→ TASK DIRECTIONS: Go through the listing beneath this task and return every line that carries the string "vykonávat".

→ GIVEN INFORMATION:
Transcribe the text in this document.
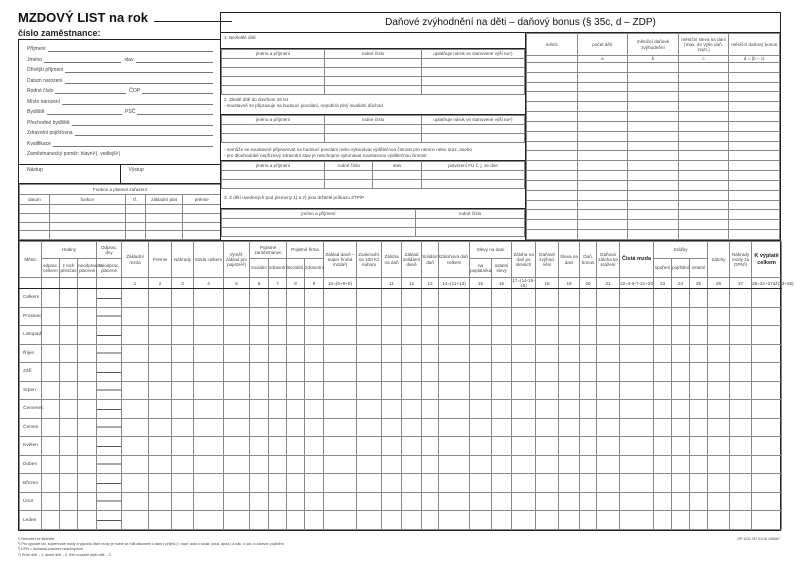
MZDOVÝ LIST na rok
číslo zaměstnance:
Příjmení
Jméno	stav
Dřívější příjmení
Datum narození
Rodné číslo	ČOP
Místo narození
Bydliště	PSČ
Přechodné bydliště
Zdravotní pojišťovna
Kvalifikace
Zaměstnanecký poměr: hlavní¹), vedlejší¹)
Nástup	Výstup
Funkce a platové zařazení				
datum	funkce	tř.	základní plat	prémie

Daňové zvýhodnění na děti – daňový bonus (§ 35c, d – ZDP)
1. Nezletilé dítě
jméno a příjmení	rodné číslo	uplatňuje nárok ve stanovené výši na⁴)

2. Zletilé dítě do dovršení 26 let
- soustavně se připravuje na budoucí povolání, nepobírá plný invalidní důchod
jméno a příjmení	rodné číslo	uplatňuje nárok ve stanovené výši na⁴)

- nemůže se soustavně připravovat na budoucí povolání nebo vykonávat výdělečnou činnost pro nemoc nebo úraz, anebo
- pro dlouhodobě nepříznivý zdravotní stav je neschopno vykonávat soustavnou výdělečnou činnost
jméno a příjmení	rodné číslo	stav	potvrzení FÚ č. j. ze dne

3. Z dětí uvedených pod písmeny 1) a 2) jsou držitelé průkazu ZTP/P
jméno a příjmení	rodné číslo

měsíc	počet dětí	měsíční daňové zvýhodnění	měsíční sleva na dani (max. do výše daň. zvyh.)	měsíční daňový bonus
	a	b	c	d = (b – c)

Měsíc	Hodiny			Odprac. dny	Základní mzda	Prémie	Náhrady	Mzda celkem	Vyměř. základ pro pojistné²)	Pojistné zaměstnanec		Pojistné firma		Základ daně – super hrubá mzda²)	Zaokrouhl. na 100 Kč nahoru	Záloha na daň	Základ solidární daně	Solidární daň	Zálohová daň celkem	Slevy na dani		Záloha na daň po slevách	Daňové zvýhod. nění	Sleva na dani	Daň. bonus	Daňová záloha ke srážení	Čistá mzda	Srážky			Zálohy	Náhrady mzdy za DPN³)	K výplatě celkem
	odprac. celkem	z nich přesčas	neodpracov. placené	Neodprac. placené						sociální	zdravotní	sociální	zdravotní							na poplatníka	ostatní slevy							spoření	pojištění	ostatní			
					1	2	3	4	5	6	7	8	9	10=(5+8+9)		11	12	13	14=(11+13)	15	16	17=(14-15-16)	18	19	20	21	22=4-6-7-21+20	23	24	25	26	27	28=22+27až(23+26)
Celkem																																	
Prosinec																																	
Listopad																																	
Říjen																																	
Září																																	
Srpen																																	
Červenec																																	
Červen																																	
Květen																																	
Duben																																	
Březen																																	
Únor																																	
Leden																																	
¹) Nehodící se škrtněte
²) Pro výpočet tzv. superhrubé mzdy a výpočtu čisté mzdy je nutné se řídit zákonem o dani z příjmů (= např. auto k soukr. pouš. apod.) a zák. o soc. a zdravot. pojištění
³) DPN = dočasná pracovní neschopnost
⁴) První dítě – 1, druhé dítě – 2, třetí a každé další dítě – 3
OP 1131 VD 01/16 106667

→ RESULT OF THE TASK:
- nemůže se soustavně připravovat na budoucí povolání nebo vykonávat výdělečnou činnost pro nemoc nebo úraz, anebo
- pro dlouhodobě nepříznivý zdravotní stav je neschopno vykonávat soustavnou výdělečnou činnost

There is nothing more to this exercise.